**DATASET ROWS:**
◇ ◇ ◇ ◇
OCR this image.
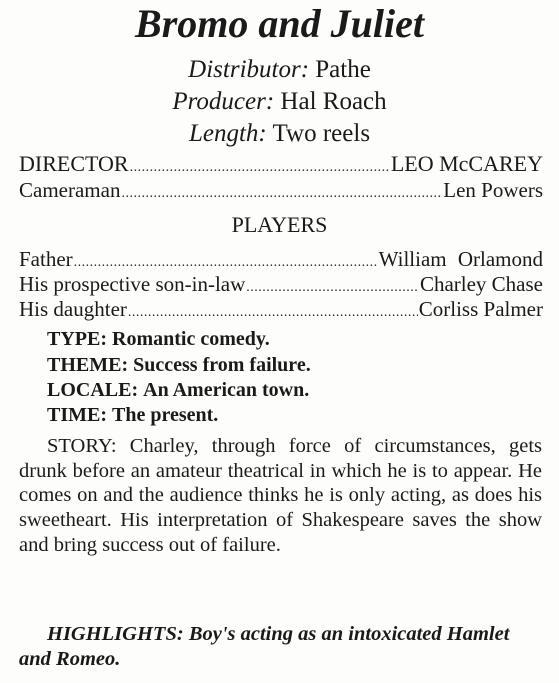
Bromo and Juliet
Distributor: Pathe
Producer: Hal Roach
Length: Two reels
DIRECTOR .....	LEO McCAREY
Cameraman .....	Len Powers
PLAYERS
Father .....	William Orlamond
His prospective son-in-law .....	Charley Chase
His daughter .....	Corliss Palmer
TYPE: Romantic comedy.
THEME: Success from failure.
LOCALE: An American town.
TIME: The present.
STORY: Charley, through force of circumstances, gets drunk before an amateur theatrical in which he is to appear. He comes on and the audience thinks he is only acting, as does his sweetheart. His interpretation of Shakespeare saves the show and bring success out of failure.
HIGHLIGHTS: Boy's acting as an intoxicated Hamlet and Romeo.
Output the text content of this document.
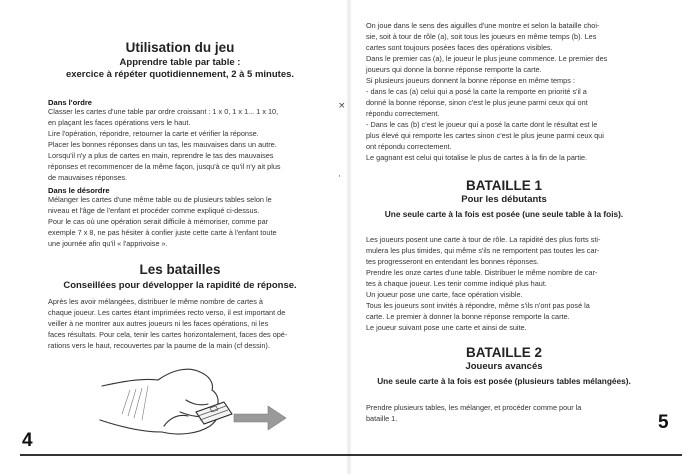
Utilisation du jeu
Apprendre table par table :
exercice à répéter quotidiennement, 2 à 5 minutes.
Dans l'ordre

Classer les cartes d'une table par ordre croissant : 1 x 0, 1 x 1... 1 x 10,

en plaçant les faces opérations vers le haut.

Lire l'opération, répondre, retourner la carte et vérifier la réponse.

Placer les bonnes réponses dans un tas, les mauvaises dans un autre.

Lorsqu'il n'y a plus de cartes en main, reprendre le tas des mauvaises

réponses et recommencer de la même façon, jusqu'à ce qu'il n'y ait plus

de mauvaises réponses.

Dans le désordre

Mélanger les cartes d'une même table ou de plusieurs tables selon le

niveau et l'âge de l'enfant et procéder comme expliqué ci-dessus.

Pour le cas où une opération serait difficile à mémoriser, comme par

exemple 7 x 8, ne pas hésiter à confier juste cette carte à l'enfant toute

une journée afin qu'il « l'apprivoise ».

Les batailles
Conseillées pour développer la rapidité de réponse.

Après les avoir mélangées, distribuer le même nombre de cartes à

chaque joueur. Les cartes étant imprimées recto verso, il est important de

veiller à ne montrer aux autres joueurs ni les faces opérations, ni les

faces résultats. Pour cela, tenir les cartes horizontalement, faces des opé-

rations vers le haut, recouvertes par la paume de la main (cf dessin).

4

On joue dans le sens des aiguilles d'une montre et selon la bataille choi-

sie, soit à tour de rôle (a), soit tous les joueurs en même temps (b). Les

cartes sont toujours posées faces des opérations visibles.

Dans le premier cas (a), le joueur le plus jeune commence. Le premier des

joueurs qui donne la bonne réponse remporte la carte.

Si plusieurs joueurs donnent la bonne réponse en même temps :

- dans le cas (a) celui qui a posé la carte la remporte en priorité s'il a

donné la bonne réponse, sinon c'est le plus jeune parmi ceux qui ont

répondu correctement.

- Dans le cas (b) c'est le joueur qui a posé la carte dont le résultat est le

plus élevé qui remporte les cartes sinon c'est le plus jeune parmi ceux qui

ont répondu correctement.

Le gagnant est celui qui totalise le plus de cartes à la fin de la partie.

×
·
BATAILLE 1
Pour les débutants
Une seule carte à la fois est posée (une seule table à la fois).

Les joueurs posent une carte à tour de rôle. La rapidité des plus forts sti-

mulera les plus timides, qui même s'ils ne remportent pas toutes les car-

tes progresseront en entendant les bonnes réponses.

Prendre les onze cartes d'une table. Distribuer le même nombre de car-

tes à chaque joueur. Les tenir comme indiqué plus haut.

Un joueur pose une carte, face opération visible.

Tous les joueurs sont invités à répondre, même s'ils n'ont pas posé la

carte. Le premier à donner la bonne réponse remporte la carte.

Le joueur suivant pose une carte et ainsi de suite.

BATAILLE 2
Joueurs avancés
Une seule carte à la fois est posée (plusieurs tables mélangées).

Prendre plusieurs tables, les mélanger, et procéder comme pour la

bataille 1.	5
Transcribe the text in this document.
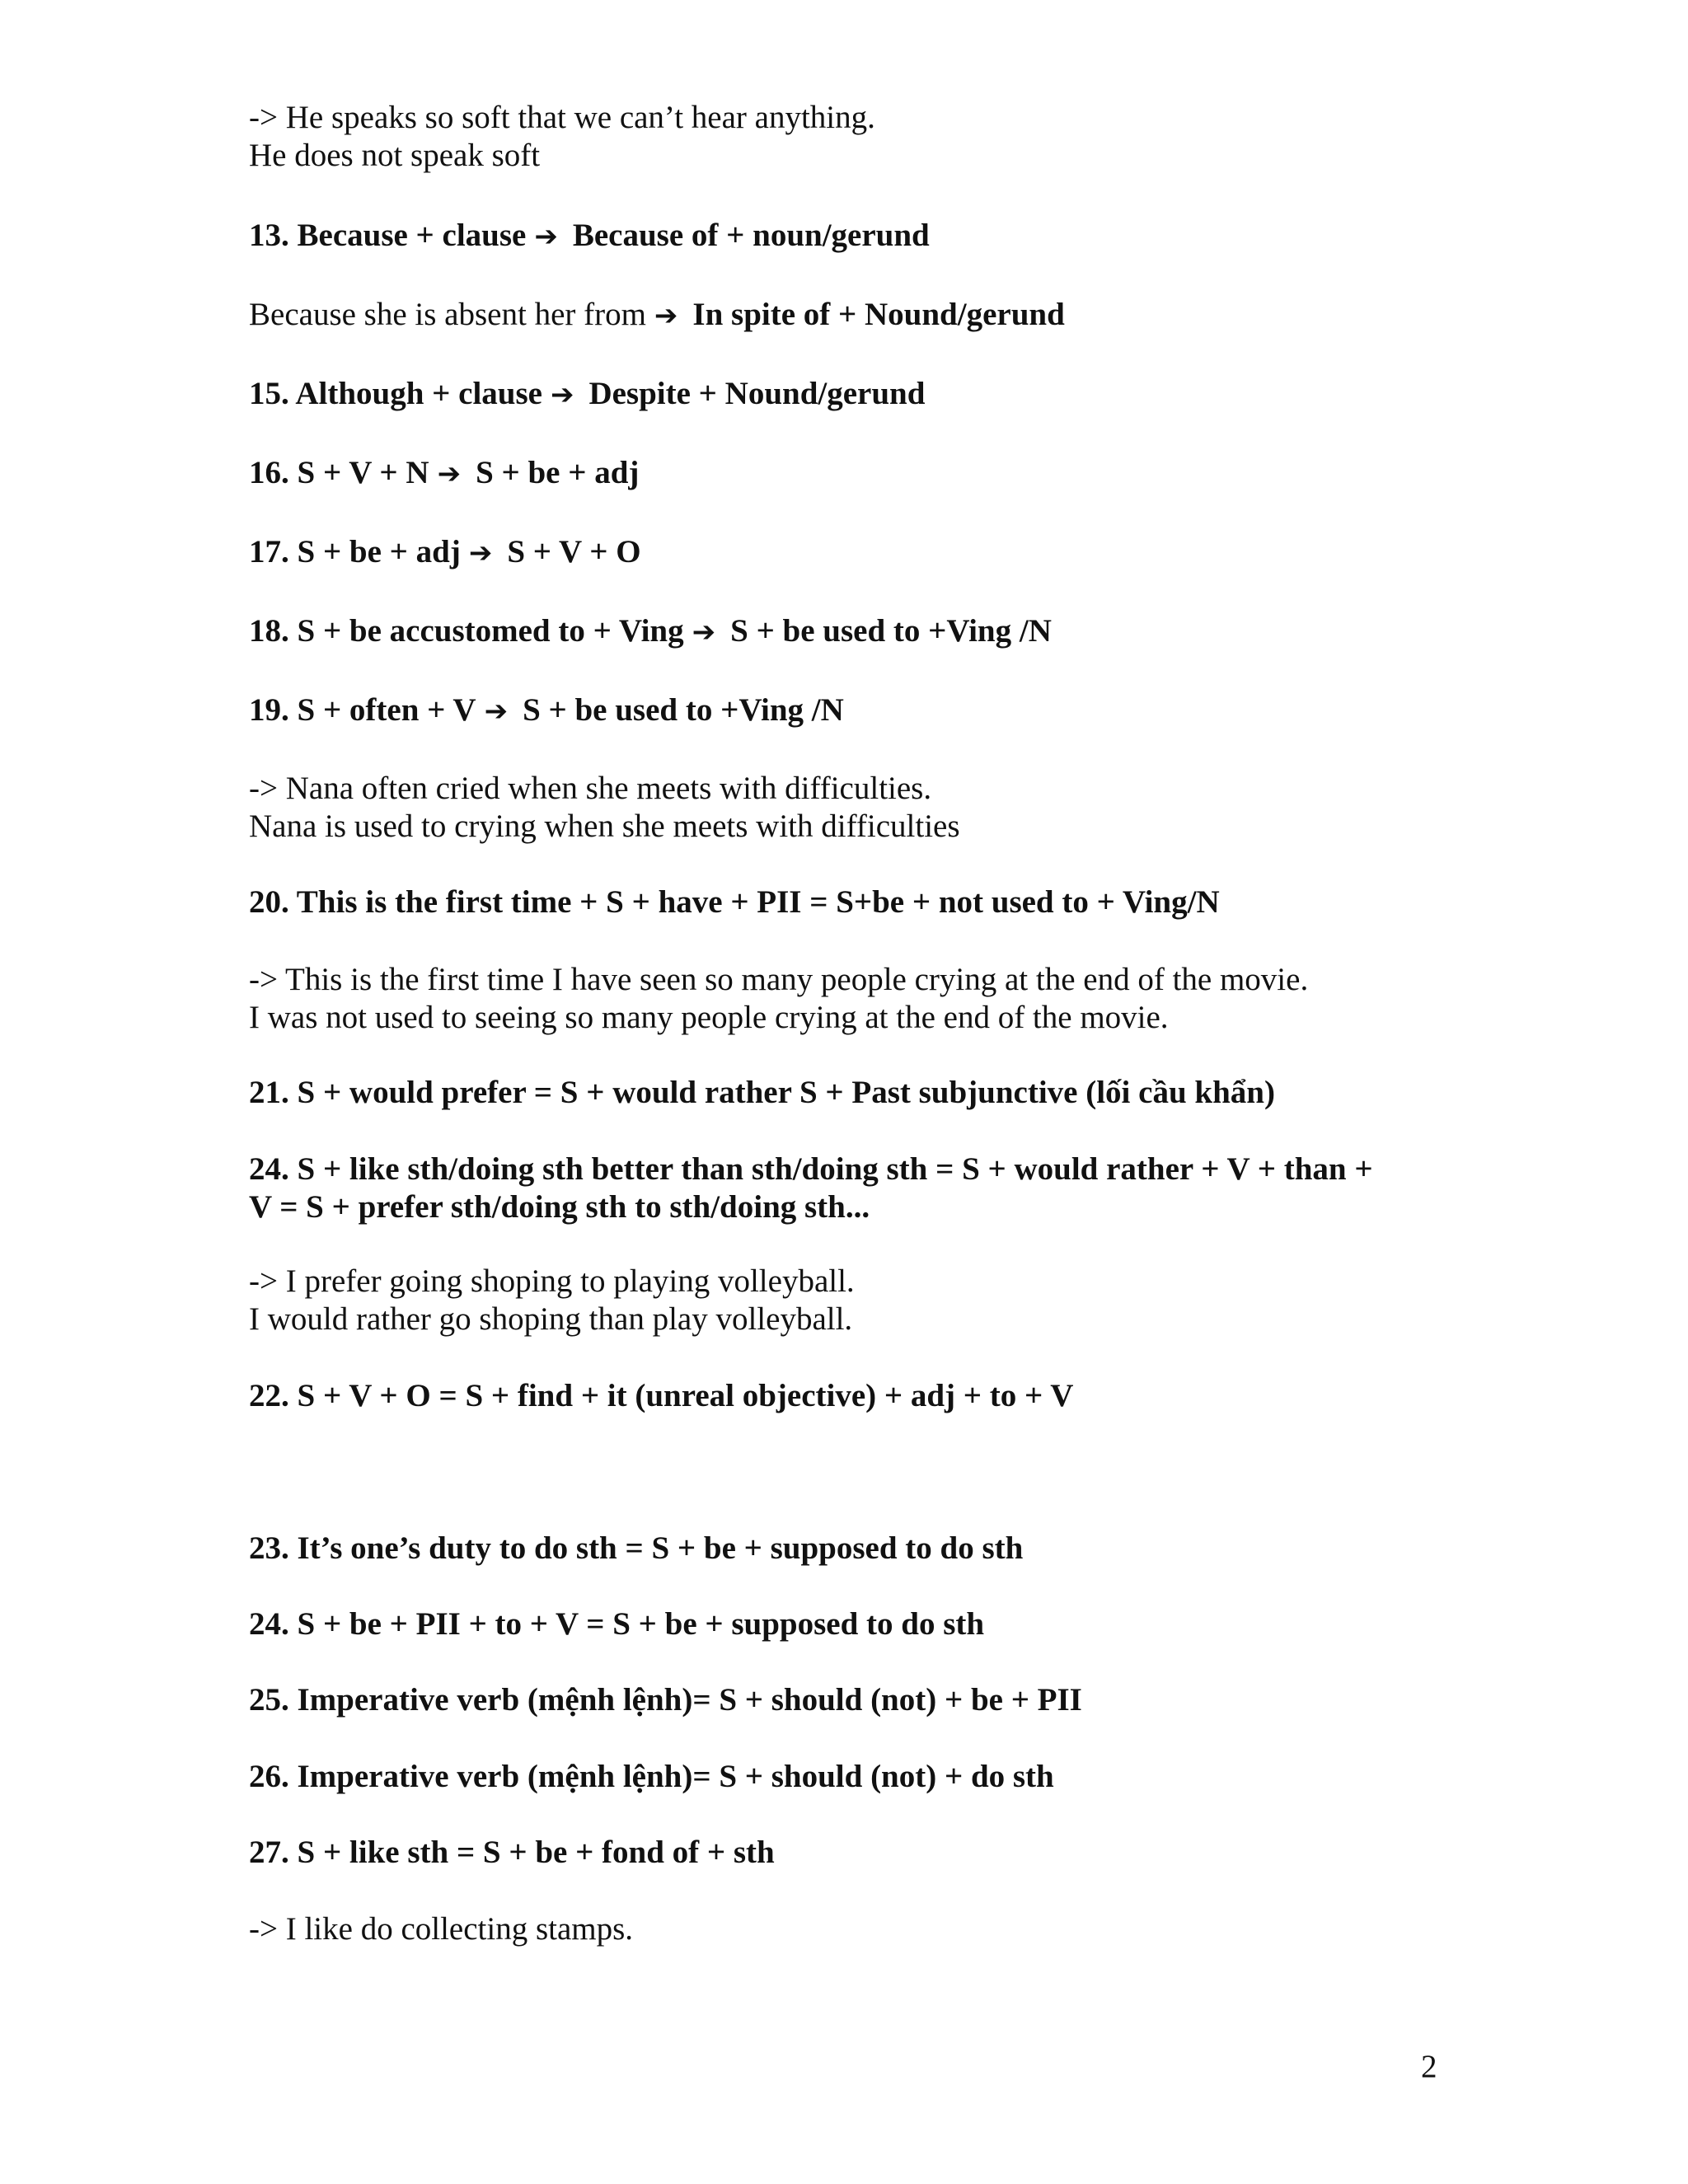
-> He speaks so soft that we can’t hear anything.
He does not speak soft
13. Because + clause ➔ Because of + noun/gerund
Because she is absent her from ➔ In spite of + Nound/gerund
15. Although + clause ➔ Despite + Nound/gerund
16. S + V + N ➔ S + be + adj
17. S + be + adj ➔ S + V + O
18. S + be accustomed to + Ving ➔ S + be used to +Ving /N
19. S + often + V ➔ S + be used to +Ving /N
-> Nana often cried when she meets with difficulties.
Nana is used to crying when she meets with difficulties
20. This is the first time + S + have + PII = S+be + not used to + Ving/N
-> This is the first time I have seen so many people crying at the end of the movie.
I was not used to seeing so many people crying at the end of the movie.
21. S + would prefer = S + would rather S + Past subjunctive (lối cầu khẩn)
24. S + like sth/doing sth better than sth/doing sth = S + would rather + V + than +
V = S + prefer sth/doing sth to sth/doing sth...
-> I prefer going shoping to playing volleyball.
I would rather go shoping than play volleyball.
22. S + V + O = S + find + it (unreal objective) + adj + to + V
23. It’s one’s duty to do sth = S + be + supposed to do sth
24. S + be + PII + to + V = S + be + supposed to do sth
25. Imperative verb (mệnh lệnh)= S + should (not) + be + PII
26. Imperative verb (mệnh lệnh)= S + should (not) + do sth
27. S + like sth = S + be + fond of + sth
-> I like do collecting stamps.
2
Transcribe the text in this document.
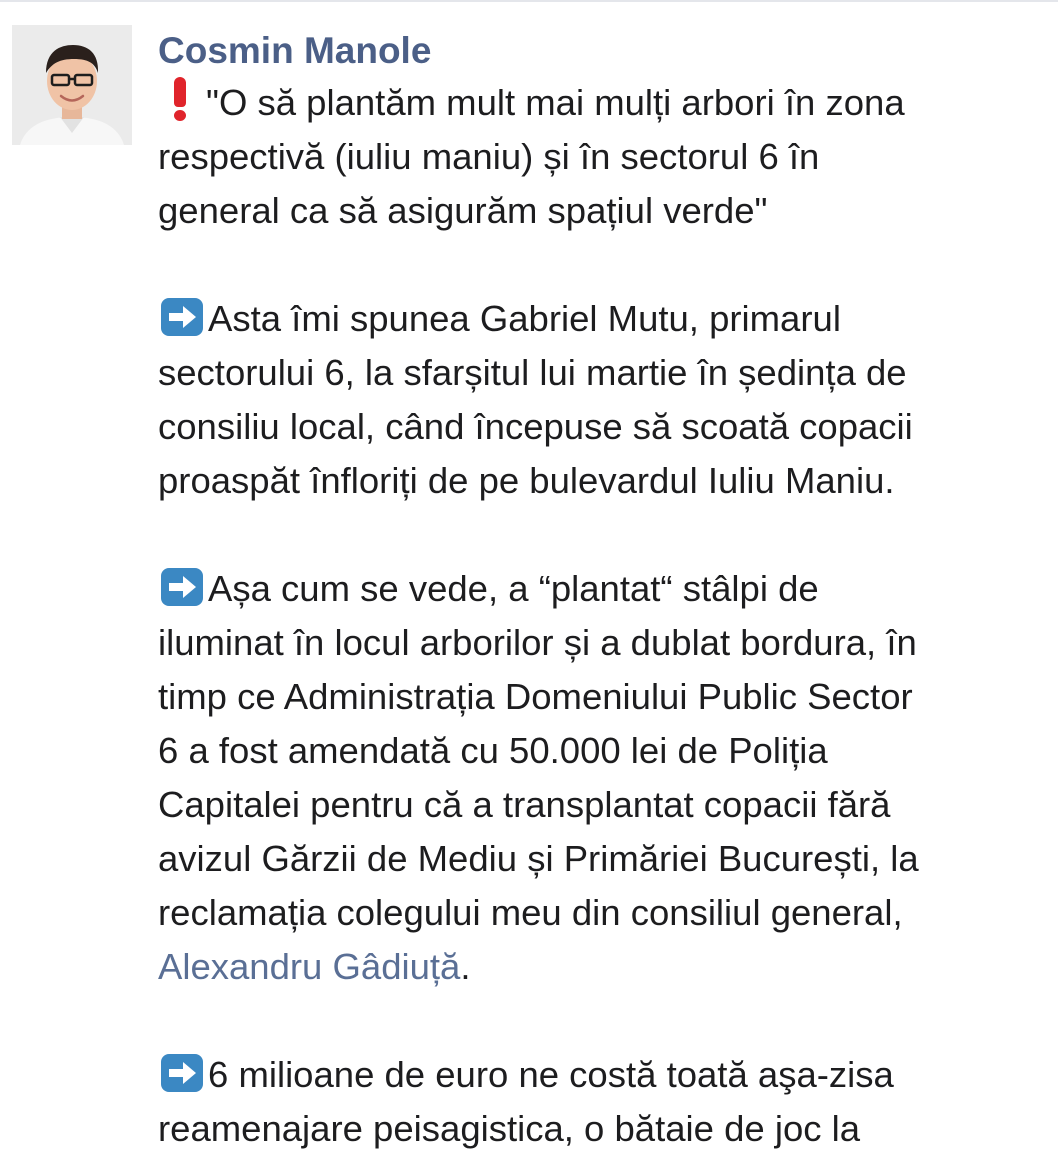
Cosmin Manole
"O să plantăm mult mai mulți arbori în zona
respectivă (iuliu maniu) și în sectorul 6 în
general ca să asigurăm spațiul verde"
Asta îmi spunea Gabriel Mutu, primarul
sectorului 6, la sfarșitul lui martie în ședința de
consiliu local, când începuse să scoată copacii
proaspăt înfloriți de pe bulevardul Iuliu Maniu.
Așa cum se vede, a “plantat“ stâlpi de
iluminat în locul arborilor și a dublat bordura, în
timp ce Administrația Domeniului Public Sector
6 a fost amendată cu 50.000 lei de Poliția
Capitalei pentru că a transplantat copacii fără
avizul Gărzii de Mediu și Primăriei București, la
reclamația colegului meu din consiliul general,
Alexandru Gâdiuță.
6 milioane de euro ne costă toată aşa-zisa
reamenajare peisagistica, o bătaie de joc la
◇ ◇ ◇ ◇
Search the listing for the word "parmi". Copy every line in which it occurs.

donné la bonne réponse, sinon c'est le plus jeune parmi ceux qui ont
plus élevé qui remporte les cartes sinon c'est le plus jeune parmi ceux qui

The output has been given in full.